TASK BRIEF
Find how many lines of the listing include the string "structure", and report only that figure.

GIVEN INFORMATION
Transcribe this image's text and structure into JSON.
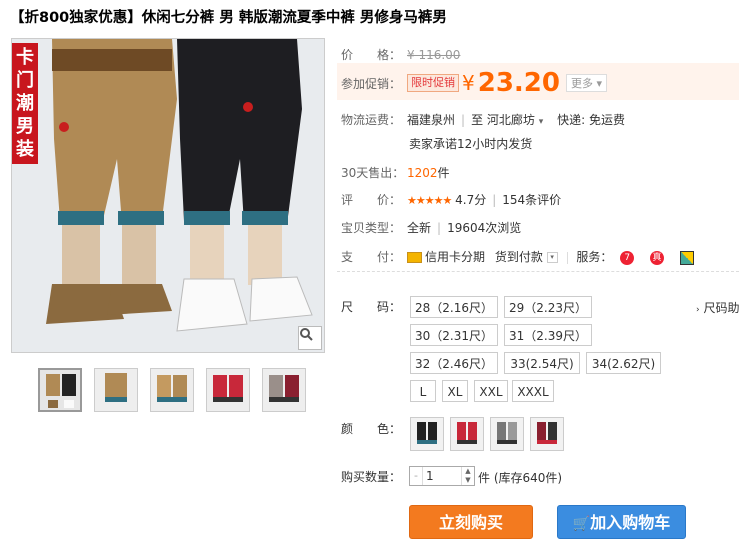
{
  "title": "【折800独家优惠】休闲七分裤 男 韩版潮流夏季中裤 男修身马裤男",
  "image": {
    "badge": "卡门潮男装"
  },
  "thumbnails": [
    "black-khaki-pair",
    "khaki-solo",
    "khaki-pair",
    "red-pair",
    "plaid-pair"
  ],
  "price": {
    "label": "价　　格：",
    "original": "¥ 116.00"
  },
  "promo": {
    "label": "参加促销：",
    "tag": "限时促销",
    "currency": "¥",
    "value": "23.20",
    "more": "更多"
  },
  "shipping": {
    "label": "物流运费：",
    "from": "福建泉州",
    "to_prefix": "至",
    "to": "河北廊坊",
    "fee": "快递: 免运费",
    "promise": "卖家承诺12小时内发货"
  },
  "sales": {
    "label": "30天售出：",
    "count": "1202",
    "unit": "件"
  },
  "rating": {
    "label": "评　　价：",
    "stars": "★★★★★",
    "score": "4.7分",
    "reviews": "154条评价"
  },
  "condition": {
    "label": "宝贝类型：",
    "type": "全新",
    "views": "19604次浏览"
  },
  "payment": {
    "label": "支　　付：",
    "credit": "信用卡分期",
    "cod": "货到付款",
    "service_label": "服务："
  },
  "size": {
    "label": "尺　　码：",
    "options": [
      "28（2.16尺）",
      "29（2.23尺）",
      "30（2.31尺）",
      "31（2.39尺）",
      "32（2.46尺）",
      "33(2.54尺)",
      "34(2.62尺)",
      "L",
      "XL",
      "XXL",
      "XXXL"
    ],
    "chart_link": "尺码助"
  },
  "color": {
    "label": "颜　　色：",
    "swatches": [
      "black",
      "red",
      "grey",
      "red-black"
    ]
  },
  "quantity": {
    "label": "购买数量：",
    "value": "1",
    "stock": "件 (库存640件)"
  },
  "actions": {
    "buy": "立刻购买",
    "cart": "加入购物车"
  },
  "colors": {
    "accent": "#f37a1f",
    "cart": "#3b8de0",
    "price": "#ff6600",
    "badge": "#c8161e"
  }
}
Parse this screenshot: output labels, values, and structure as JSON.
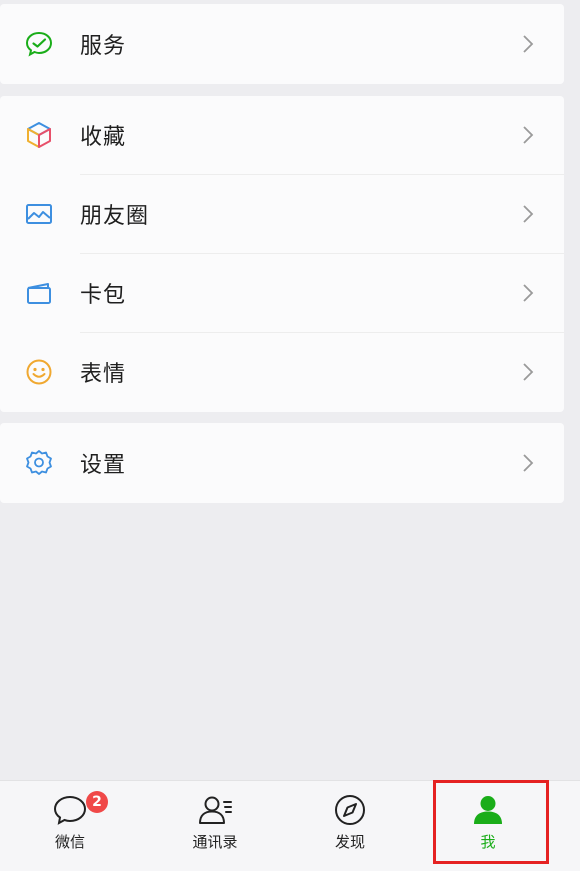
{
  "menu": {
    "services": {
      "label": "服务"
    },
    "favorites": {
      "label": "收藏"
    },
    "moments": {
      "label": "朋友圈"
    },
    "cards": {
      "label": "卡包"
    },
    "stickers": {
      "label": "表情"
    },
    "settings": {
      "label": "设置"
    }
  },
  "tabbar": {
    "tabs": [
      {
        "label": "微信",
        "icon": "chat-bubble-icon",
        "badge": "2"
      },
      {
        "label": "通讯录",
        "icon": "contacts-icon"
      },
      {
        "label": "发现",
        "icon": "compass-icon"
      },
      {
        "label": "我",
        "icon": "person-icon",
        "active": true
      }
    ]
  },
  "colors": {
    "accent_green": "#1aad19",
    "badge_red": "#f04848",
    "highlight_red": "#e52222",
    "background": "#ededf0",
    "card": "#fbfbfc"
  }
}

OUTPUT
2